Only lines with the word "власть" are needed; collect each of them from the listing below.

===== DATASET CONTENT =====

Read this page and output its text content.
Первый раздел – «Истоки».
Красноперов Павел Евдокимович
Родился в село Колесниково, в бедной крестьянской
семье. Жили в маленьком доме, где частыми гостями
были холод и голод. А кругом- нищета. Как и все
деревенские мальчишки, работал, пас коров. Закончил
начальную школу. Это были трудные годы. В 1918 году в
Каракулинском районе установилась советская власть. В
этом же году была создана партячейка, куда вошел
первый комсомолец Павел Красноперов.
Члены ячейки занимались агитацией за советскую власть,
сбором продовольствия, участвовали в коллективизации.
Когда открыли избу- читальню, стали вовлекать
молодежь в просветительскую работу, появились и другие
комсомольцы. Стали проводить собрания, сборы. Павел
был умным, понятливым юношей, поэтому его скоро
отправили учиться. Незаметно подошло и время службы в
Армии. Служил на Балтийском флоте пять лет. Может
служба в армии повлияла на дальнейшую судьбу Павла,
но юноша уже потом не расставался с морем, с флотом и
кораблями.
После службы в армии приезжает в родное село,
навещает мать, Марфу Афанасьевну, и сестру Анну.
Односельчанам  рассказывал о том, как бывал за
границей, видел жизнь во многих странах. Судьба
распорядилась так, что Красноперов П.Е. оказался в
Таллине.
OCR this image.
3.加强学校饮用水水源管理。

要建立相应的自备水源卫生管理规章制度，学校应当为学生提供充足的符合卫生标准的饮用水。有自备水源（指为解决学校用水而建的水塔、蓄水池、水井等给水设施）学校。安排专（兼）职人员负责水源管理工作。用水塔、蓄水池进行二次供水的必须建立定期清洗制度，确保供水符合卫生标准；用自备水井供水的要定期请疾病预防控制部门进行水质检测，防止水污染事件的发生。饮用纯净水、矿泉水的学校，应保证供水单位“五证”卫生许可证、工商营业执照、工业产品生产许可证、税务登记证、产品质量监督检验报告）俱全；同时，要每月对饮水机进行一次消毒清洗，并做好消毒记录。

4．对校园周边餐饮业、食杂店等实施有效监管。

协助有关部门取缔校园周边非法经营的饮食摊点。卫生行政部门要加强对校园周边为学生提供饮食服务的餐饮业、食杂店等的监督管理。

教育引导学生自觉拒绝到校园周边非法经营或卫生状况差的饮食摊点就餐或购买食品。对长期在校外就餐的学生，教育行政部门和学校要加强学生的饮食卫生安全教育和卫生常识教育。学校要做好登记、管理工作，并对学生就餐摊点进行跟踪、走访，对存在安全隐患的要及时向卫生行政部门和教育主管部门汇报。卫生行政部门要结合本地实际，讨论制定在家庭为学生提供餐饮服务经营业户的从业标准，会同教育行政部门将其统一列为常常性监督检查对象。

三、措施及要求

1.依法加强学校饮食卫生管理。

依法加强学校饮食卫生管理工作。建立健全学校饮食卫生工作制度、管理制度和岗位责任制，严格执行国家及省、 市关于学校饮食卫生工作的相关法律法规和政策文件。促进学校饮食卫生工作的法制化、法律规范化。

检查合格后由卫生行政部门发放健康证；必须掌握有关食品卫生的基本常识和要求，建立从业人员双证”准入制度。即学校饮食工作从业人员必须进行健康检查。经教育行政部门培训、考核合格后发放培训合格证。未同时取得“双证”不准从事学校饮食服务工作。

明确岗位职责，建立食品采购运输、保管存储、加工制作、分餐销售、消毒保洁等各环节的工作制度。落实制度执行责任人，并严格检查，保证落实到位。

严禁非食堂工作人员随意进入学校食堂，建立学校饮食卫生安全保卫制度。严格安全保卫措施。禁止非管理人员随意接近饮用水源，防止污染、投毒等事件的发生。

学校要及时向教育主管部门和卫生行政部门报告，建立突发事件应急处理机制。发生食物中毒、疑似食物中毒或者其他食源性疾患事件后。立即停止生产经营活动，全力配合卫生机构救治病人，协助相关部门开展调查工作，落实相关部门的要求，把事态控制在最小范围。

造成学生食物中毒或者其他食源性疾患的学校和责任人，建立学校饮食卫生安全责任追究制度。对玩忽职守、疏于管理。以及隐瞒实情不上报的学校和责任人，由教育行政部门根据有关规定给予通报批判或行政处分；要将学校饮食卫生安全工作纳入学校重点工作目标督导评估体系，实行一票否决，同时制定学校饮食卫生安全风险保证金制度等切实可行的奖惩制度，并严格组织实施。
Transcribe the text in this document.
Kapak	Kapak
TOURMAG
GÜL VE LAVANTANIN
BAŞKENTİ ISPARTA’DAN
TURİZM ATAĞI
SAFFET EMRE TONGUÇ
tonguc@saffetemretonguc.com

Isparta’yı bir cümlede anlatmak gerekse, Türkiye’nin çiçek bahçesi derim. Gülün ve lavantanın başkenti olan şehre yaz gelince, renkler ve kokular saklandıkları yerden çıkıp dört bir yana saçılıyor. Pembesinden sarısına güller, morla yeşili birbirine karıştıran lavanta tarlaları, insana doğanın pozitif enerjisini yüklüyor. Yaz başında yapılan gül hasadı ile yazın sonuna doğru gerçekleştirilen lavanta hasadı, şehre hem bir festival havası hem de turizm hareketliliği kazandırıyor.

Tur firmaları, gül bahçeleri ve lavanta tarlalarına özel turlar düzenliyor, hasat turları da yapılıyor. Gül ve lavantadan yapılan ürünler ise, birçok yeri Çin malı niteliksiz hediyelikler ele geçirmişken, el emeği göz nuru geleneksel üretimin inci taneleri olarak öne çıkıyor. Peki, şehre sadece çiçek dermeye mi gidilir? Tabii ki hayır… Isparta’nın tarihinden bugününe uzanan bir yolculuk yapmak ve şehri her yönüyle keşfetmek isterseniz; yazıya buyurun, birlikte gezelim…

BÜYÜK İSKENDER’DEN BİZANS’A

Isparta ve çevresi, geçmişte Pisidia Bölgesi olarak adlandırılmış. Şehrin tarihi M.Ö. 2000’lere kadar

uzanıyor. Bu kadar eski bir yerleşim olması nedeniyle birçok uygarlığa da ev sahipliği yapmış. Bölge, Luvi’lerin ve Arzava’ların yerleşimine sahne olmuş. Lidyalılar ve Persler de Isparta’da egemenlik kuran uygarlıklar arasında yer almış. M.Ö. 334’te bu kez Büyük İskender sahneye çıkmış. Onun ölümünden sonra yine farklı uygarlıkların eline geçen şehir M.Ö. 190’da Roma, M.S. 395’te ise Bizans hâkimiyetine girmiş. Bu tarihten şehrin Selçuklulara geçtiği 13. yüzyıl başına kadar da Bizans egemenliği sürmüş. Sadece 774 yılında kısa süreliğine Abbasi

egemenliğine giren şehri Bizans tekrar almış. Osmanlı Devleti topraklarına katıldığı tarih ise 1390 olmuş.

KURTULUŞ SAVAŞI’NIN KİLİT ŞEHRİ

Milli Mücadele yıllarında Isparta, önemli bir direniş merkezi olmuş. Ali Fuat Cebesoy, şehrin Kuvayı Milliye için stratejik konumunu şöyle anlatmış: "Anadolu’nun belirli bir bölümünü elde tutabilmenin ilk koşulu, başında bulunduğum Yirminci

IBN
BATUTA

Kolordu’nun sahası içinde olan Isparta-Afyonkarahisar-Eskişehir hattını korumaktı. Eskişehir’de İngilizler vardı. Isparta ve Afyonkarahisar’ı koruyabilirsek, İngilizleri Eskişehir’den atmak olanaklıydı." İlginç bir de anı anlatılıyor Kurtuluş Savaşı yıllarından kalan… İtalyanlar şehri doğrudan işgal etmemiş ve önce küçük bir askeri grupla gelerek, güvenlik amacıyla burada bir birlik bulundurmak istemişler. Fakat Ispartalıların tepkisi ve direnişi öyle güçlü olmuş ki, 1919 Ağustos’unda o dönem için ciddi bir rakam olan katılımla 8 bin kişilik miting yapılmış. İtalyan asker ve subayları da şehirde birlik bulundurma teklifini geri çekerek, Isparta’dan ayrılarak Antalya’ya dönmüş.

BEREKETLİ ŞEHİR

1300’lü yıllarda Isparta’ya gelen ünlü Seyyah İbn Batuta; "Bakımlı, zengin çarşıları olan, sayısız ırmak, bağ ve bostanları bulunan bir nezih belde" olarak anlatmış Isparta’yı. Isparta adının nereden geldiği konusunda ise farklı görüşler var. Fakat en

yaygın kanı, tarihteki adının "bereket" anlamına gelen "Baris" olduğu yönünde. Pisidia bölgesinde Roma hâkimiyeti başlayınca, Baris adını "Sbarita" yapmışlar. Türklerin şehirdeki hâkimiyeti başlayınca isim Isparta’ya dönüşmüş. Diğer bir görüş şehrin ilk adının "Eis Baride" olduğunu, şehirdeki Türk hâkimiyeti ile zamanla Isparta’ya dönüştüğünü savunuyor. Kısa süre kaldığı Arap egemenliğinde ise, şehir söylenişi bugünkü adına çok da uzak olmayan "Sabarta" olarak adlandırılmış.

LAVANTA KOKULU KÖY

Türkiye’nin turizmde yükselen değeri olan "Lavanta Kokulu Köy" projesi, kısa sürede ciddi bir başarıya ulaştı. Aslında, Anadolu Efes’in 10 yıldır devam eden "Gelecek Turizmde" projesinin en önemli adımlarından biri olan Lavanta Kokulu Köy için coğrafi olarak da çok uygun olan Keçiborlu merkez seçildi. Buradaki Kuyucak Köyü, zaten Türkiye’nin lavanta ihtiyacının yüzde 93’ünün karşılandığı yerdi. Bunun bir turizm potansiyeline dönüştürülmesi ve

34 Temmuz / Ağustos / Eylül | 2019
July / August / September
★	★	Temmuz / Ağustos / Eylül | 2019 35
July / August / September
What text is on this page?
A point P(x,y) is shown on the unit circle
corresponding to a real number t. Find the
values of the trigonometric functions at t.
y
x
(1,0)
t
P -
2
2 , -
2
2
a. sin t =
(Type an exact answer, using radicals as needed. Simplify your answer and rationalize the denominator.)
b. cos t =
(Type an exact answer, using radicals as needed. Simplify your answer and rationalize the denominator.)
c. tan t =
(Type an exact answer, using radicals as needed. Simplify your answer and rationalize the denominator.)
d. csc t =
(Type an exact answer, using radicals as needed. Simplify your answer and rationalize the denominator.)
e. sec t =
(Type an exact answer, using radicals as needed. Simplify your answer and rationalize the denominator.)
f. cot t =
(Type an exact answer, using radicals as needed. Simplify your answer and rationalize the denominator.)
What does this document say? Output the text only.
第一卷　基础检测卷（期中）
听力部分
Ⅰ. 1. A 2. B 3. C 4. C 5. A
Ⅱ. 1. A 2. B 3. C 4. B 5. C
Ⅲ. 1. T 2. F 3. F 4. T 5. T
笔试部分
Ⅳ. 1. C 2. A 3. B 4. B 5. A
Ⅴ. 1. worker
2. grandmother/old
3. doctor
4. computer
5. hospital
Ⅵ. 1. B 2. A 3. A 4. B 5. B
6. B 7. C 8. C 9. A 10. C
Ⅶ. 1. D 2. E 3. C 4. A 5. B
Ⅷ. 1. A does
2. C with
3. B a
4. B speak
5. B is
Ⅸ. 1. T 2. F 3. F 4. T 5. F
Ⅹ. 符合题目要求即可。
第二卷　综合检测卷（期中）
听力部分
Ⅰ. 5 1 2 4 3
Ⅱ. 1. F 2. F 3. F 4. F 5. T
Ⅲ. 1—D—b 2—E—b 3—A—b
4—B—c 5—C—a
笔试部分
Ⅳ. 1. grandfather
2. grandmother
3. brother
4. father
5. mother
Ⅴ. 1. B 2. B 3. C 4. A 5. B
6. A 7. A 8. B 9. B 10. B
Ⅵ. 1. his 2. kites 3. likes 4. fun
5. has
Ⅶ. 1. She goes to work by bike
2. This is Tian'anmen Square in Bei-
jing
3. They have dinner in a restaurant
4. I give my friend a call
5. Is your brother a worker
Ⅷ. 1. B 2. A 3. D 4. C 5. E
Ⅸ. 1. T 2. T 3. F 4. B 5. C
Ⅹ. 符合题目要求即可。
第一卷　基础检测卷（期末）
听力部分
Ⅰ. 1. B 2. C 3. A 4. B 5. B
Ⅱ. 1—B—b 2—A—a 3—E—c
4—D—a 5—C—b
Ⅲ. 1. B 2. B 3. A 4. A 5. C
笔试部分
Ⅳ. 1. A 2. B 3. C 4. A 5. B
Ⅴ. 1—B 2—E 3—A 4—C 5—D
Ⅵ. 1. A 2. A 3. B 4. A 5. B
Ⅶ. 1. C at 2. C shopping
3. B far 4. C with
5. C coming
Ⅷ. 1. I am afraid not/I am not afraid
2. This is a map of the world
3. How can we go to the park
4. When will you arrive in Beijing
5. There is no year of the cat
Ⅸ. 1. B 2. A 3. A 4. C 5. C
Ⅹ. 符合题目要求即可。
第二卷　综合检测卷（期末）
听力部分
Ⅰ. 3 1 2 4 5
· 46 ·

=====

* EXERCISE RESULT *
Каракулинском районе установилась советская власть. В
Члены ячейки занимались агитацией за советскую власть,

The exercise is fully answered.